Repeat the full listing below verbatim and keep the images out.

── Extracted entries ──

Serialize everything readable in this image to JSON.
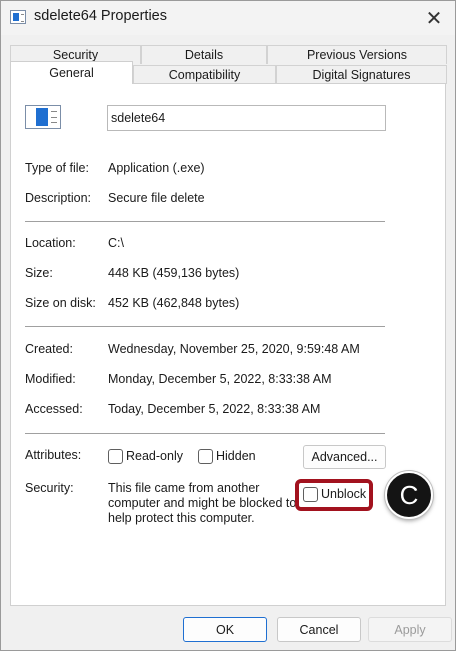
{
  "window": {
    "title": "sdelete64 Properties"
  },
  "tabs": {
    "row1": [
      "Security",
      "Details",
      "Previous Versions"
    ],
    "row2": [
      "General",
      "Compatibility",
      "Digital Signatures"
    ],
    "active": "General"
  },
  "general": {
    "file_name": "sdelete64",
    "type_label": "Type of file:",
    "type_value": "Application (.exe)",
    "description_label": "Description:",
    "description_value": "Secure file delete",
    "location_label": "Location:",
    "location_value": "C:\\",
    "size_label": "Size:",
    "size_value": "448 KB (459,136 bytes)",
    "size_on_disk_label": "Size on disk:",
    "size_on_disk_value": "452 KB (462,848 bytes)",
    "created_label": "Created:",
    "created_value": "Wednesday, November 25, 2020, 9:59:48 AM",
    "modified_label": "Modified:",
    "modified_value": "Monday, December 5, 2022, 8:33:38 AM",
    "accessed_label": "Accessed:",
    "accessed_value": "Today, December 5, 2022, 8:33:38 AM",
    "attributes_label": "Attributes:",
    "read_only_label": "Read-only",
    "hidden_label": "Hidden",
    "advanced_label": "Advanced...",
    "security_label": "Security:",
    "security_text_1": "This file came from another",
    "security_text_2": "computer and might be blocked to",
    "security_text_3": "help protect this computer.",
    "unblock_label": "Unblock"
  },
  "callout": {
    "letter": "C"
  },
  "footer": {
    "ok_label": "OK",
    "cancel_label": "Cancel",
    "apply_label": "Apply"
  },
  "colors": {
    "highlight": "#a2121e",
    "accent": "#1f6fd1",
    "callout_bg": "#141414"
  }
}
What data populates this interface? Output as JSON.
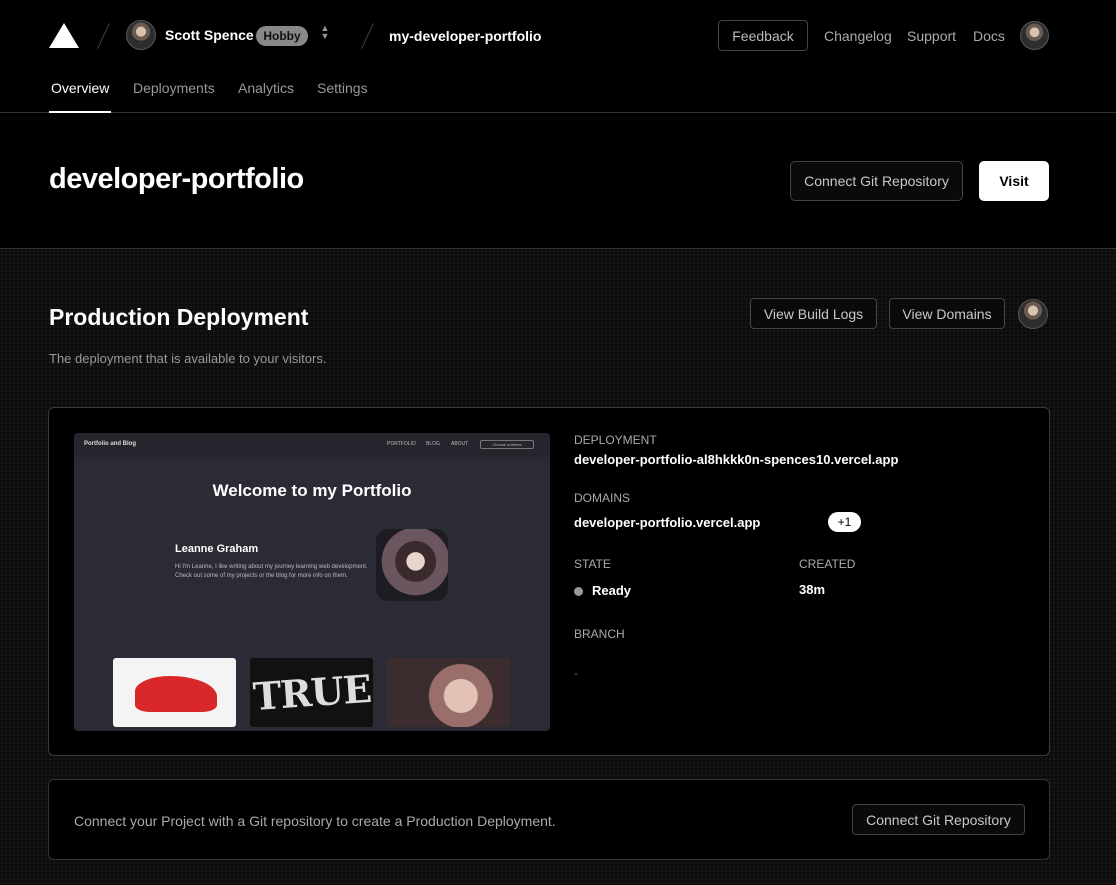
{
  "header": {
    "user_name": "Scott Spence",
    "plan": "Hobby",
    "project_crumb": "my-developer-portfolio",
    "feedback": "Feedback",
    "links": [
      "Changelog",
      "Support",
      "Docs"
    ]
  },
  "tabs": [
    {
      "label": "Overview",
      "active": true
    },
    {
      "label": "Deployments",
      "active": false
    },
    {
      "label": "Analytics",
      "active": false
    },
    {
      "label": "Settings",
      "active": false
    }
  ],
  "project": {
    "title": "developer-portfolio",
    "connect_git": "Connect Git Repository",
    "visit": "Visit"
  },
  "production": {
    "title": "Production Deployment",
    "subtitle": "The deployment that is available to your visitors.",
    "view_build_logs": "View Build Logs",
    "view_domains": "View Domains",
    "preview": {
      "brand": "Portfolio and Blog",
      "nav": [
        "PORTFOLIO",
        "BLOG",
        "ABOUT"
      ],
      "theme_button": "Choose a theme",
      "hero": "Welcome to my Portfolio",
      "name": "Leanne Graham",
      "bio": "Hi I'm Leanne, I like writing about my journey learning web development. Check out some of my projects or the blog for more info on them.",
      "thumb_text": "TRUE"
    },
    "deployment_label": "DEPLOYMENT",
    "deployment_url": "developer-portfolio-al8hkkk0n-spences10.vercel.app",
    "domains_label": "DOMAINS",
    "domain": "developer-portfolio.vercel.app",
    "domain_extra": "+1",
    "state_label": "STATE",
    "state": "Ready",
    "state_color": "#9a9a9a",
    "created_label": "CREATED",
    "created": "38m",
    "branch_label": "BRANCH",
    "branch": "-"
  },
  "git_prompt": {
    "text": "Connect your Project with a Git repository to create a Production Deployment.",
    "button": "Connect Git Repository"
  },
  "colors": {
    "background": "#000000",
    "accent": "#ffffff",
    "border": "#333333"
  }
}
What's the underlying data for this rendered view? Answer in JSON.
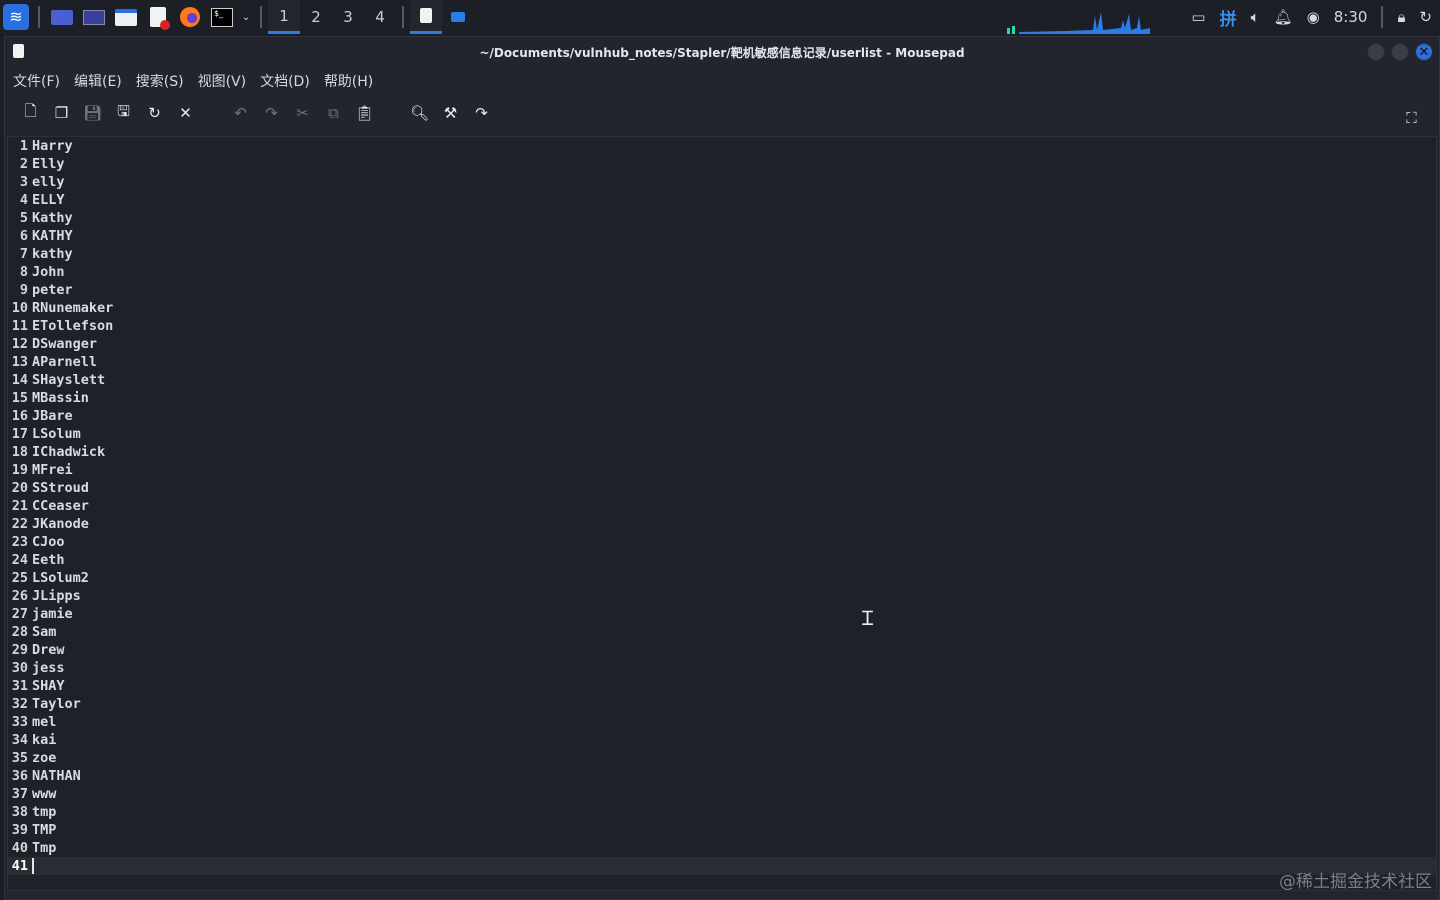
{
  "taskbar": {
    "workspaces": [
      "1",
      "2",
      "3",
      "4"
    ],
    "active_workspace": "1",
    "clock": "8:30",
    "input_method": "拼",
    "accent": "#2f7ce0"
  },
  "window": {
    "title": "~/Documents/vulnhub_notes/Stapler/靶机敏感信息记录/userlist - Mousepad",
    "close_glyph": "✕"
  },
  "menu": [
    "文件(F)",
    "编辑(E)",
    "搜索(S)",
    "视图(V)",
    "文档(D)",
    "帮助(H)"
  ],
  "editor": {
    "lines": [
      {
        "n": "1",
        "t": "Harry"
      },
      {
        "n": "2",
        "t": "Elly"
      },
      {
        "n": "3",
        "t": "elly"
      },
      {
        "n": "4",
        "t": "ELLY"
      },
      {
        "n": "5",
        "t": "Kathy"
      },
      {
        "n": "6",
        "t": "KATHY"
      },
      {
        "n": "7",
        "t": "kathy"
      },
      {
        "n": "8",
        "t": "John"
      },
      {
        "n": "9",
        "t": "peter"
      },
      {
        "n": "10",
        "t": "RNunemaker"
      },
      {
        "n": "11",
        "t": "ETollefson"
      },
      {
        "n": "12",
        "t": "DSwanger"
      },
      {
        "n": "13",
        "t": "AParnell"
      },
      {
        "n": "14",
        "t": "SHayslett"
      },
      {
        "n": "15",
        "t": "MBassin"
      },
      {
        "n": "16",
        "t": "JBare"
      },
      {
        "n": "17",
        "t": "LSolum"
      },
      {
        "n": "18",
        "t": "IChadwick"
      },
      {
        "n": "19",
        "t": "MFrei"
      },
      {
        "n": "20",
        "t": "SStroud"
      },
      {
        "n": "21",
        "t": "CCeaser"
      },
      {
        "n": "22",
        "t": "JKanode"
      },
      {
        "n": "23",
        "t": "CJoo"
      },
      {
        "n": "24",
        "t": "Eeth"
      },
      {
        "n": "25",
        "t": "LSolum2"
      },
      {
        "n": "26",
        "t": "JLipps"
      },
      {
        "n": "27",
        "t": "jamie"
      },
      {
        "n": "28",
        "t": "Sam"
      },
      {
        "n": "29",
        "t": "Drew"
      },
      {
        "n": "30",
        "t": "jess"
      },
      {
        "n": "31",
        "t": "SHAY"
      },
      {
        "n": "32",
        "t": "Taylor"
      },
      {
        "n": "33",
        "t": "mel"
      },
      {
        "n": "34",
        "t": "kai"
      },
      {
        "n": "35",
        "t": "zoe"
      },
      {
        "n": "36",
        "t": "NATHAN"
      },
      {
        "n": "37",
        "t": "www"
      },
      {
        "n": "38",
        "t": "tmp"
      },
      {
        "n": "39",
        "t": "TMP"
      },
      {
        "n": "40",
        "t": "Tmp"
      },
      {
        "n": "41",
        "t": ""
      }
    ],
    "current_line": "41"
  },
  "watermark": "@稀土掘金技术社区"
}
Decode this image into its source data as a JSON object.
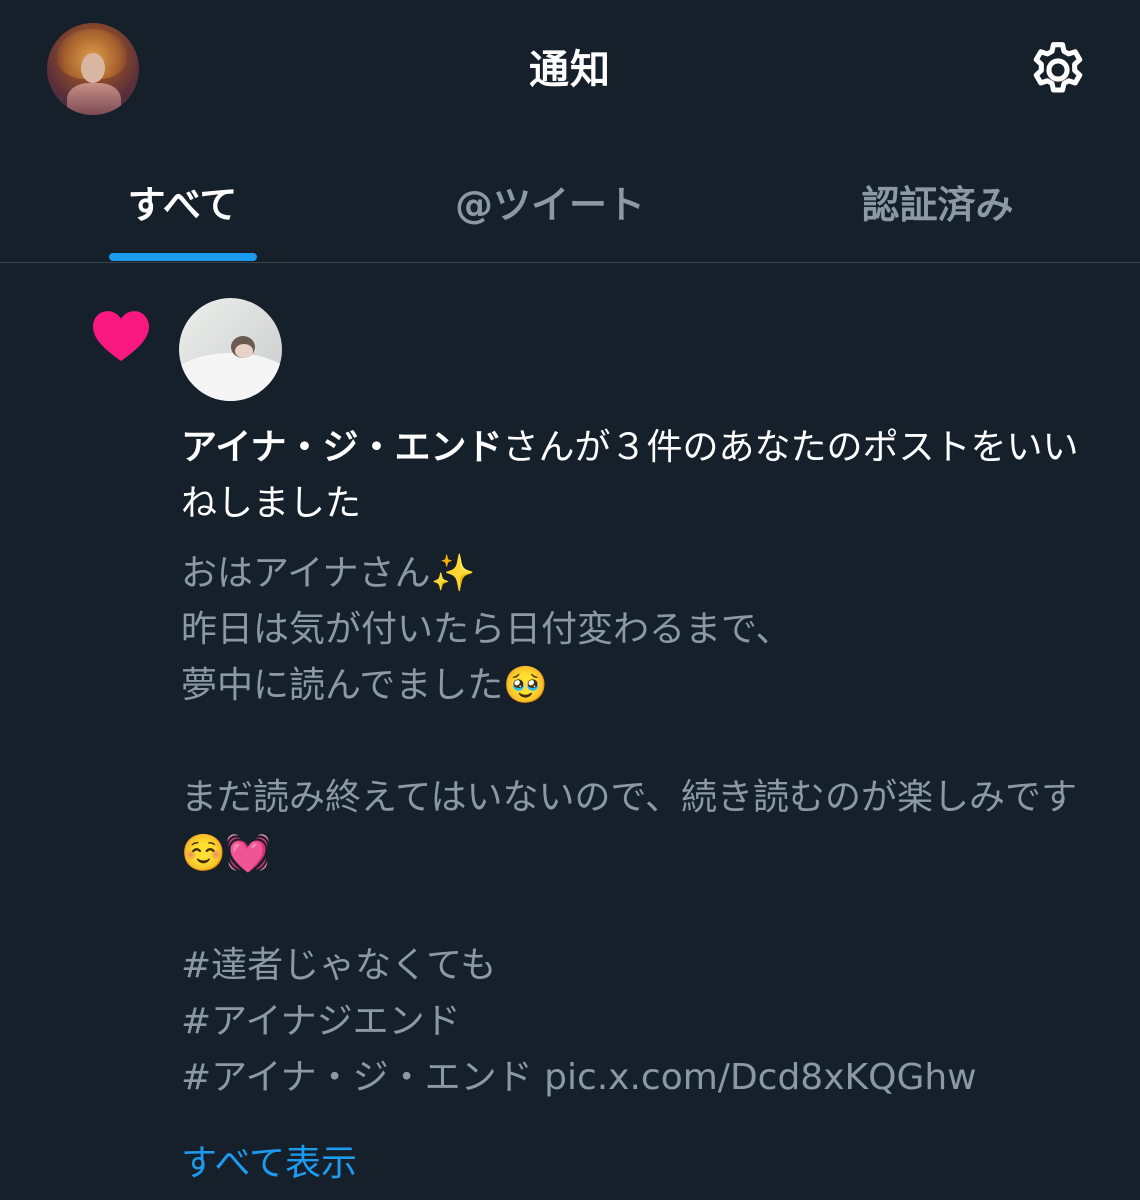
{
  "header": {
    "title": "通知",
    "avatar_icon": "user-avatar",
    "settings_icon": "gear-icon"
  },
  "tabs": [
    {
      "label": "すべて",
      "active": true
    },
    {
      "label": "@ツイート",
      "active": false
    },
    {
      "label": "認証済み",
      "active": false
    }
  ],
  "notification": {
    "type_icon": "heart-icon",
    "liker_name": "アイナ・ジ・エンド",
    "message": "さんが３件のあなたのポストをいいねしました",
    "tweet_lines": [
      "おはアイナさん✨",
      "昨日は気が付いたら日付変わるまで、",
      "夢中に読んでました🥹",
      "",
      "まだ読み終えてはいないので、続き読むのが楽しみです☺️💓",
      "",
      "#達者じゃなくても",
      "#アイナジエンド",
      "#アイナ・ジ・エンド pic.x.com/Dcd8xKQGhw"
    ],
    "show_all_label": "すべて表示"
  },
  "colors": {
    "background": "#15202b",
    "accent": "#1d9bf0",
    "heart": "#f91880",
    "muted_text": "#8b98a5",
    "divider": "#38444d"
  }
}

───

■ Exercise output ■
Serialize everything readable in this image to JSON.
{
  "window": {
    "title": "sdelete64 Properties"
  },
  "tabs": {
    "row1": [
      "Security",
      "Details",
      "Previous Versions"
    ],
    "row2": [
      "General",
      "Compatibility",
      "Digital Signatures"
    ],
    "active": "General"
  },
  "general": {
    "file_name": "sdelete64",
    "type_label": "Type of file:",
    "type_value": "Application (.exe)",
    "description_label": "Description:",
    "description_value": "Secure file delete",
    "location_label": "Location:",
    "location_value": "C:\\",
    "size_label": "Size:",
    "size_value": "448 KB (459,136 bytes)",
    "size_on_disk_label": "Size on disk:",
    "size_on_disk_value": "452 KB (462,848 bytes)",
    "created_label": "Created:",
    "created_value": "Wednesday, November 25, 2020, 9:59:48 AM",
    "modified_label": "Modified:",
    "modified_value": "Monday, December 5, 2022, 8:33:38 AM",
    "accessed_label": "Accessed:",
    "accessed_value": "Today, December 5, 2022, 8:33:38 AM",
    "attributes_label": "Attributes:",
    "read_only_label": "Read-only",
    "hidden_label": "Hidden",
    "advanced_label": "Advanced...",
    "security_label": "Security:",
    "security_text_1": "This file came from another",
    "security_text_2": "computer and might be blocked to",
    "security_text_3": "help protect this computer.",
    "unblock_label": "Unblock"
  },
  "callout": {
    "letter": "C"
  },
  "footer": {
    "ok_label": "OK",
    "cancel_label": "Cancel",
    "apply_label": "Apply"
  },
  "colors": {
    "highlight": "#a2121e",
    "accent": "#1f6fd1",
    "callout_bg": "#141414"
  }
}
What data populates this interface? Output as JSON.
{
  "header": {
    "user_name": "Scott Spence",
    "plan": "Hobby",
    "project_crumb": "my-developer-portfolio",
    "feedback": "Feedback",
    "links": [
      "Changelog",
      "Support",
      "Docs"
    ]
  },
  "tabs": [
    {
      "label": "Overview",
      "active": true
    },
    {
      "label": "Deployments",
      "active": false
    },
    {
      "label": "Analytics",
      "active": false
    },
    {
      "label": "Settings",
      "active": false
    }
  ],
  "project": {
    "title": "developer-portfolio",
    "connect_git": "Connect Git Repository",
    "visit": "Visit"
  },
  "production": {
    "title": "Production Deployment",
    "subtitle": "The deployment that is available to your visitors.",
    "view_build_logs": "View Build Logs",
    "view_domains": "View Domains",
    "preview": {
      "brand": "Portfolio and Blog",
      "nav": [
        "PORTFOLIO",
        "BLOG",
        "ABOUT"
      ],
      "theme_button": "Choose a theme",
      "hero": "Welcome to my Portfolio",
      "name": "Leanne Graham",
      "bio": "Hi I'm Leanne, I like writing about my journey learning web development. Check out some of my projects or the blog for more info on them.",
      "thumb_text": "TRUE"
    },
    "deployment_label": "DEPLOYMENT",
    "deployment_url": "developer-portfolio-al8hkkk0n-spences10.vercel.app",
    "domains_label": "DOMAINS",
    "domain": "developer-portfolio.vercel.app",
    "domain_extra": "+1",
    "state_label": "STATE",
    "state": "Ready",
    "state_color": "#9a9a9a",
    "created_label": "CREATED",
    "created": "38m",
    "branch_label": "BRANCH",
    "branch": "-"
  },
  "git_prompt": {
    "text": "Connect your Project with a Git repository to create a Production Deployment.",
    "button": "Connect Git Repository"
  },
  "colors": {
    "background": "#000000",
    "accent": "#ffffff",
    "border": "#333333"
  }
}
What's the underlying data for this rendered view? Answer in JSON.
{
  "taskbar": {
    "workspaces": [
      "1",
      "2",
      "3",
      "4"
    ],
    "active_workspace": "1",
    "clock": "8:30",
    "input_method": "拼",
    "accent": "#2f7ce0"
  },
  "window": {
    "title": "~/Documents/vulnhub_notes/Stapler/靶机敏感信息记录/userlist - Mousepad",
    "close_glyph": "✕"
  },
  "menu": [
    "文件(F)",
    "编辑(E)",
    "搜索(S)",
    "视图(V)",
    "文档(D)",
    "帮助(H)"
  ],
  "editor": {
    "lines": [
      {
        "n": "1",
        "t": "Harry"
      },
      {
        "n": "2",
        "t": "Elly"
      },
      {
        "n": "3",
        "t": "elly"
      },
      {
        "n": "4",
        "t": "ELLY"
      },
      {
        "n": "5",
        "t": "Kathy"
      },
      {
        "n": "6",
        "t": "KATHY"
      },
      {
        "n": "7",
        "t": "kathy"
      },
      {
        "n": "8",
        "t": "John"
      },
      {
        "n": "9",
        "t": "peter"
      },
      {
        "n": "10",
        "t": "RNunemaker"
      },
      {
        "n": "11",
        "t": "ETollefson"
      },
      {
        "n": "12",
        "t": "DSwanger"
      },
      {
        "n": "13",
        "t": "AParnell"
      },
      {
        "n": "14",
        "t": "SHayslett"
      },
      {
        "n": "15",
        "t": "MBassin"
      },
      {
        "n": "16",
        "t": "JBare"
      },
      {
        "n": "17",
        "t": "LSolum"
      },
      {
        "n": "18",
        "t": "IChadwick"
      },
      {
        "n": "19",
        "t": "MFrei"
      },
      {
        "n": "20",
        "t": "SStroud"
      },
      {
        "n": "21",
        "t": "CCeaser"
      },
      {
        "n": "22",
        "t": "JKanode"
      },
      {
        "n": "23",
        "t": "CJoo"
      },
      {
        "n": "24",
        "t": "Eeth"
      },
      {
        "n": "25",
        "t": "LSolum2"
      },
      {
        "n": "26",
        "t": "JLipps"
      },
      {
        "n": "27",
        "t": "jamie"
      },
      {
        "n": "28",
        "t": "Sam"
      },
      {
        "n": "29",
        "t": "Drew"
      },
      {
        "n": "30",
        "t": "jess"
      },
      {
        "n": "31",
        "t": "SHAY"
      },
      {
        "n": "32",
        "t": "Taylor"
      },
      {
        "n": "33",
        "t": "mel"
      },
      {
        "n": "34",
        "t": "kai"
      },
      {
        "n": "35",
        "t": "zoe"
      },
      {
        "n": "36",
        "t": "NATHAN"
      },
      {
        "n": "37",
        "t": "www"
      },
      {
        "n": "38",
        "t": "tmp"
      },
      {
        "n": "39",
        "t": "TMP"
      },
      {
        "n": "40",
        "t": "Tmp"
      },
      {
        "n": "41",
        "t": ""
      }
    ],
    "current_line": "41"
  },
  "watermark": "@稀土掘金技术社区"
}
Decode this image into its source data as a JSON object.
{
  "header": {
    "title": "通知",
    "avatar_icon": "user-avatar",
    "settings_icon": "gear-icon"
  },
  "tabs": [
    {
      "label": "すべて",
      "active": true
    },
    {
      "label": "@ツイート",
      "active": false
    },
    {
      "label": "認証済み",
      "active": false
    }
  ],
  "notification": {
    "type_icon": "heart-icon",
    "liker_name": "アイナ・ジ・エンド",
    "message": "さんが３件のあなたのポストをいいねしました",
    "tweet_lines": [
      "おはアイナさん✨",
      "昨日は気が付いたら日付変わるまで、",
      "夢中に読んでました🥹",
      "",
      "まだ読み終えてはいないので、続き読むのが楽しみです☺️💓",
      "",
      "#達者じゃなくても",
      "#アイナジエンド",
      "#アイナ・ジ・エンド pic.x.com/Dcd8xKQGhw"
    ],
    "show_all_label": "すべて表示"
  },
  "colors": {
    "background": "#15202b",
    "accent": "#1d9bf0",
    "heart": "#f91880",
    "muted_text": "#8b98a5",
    "divider": "#38444d"
  }
}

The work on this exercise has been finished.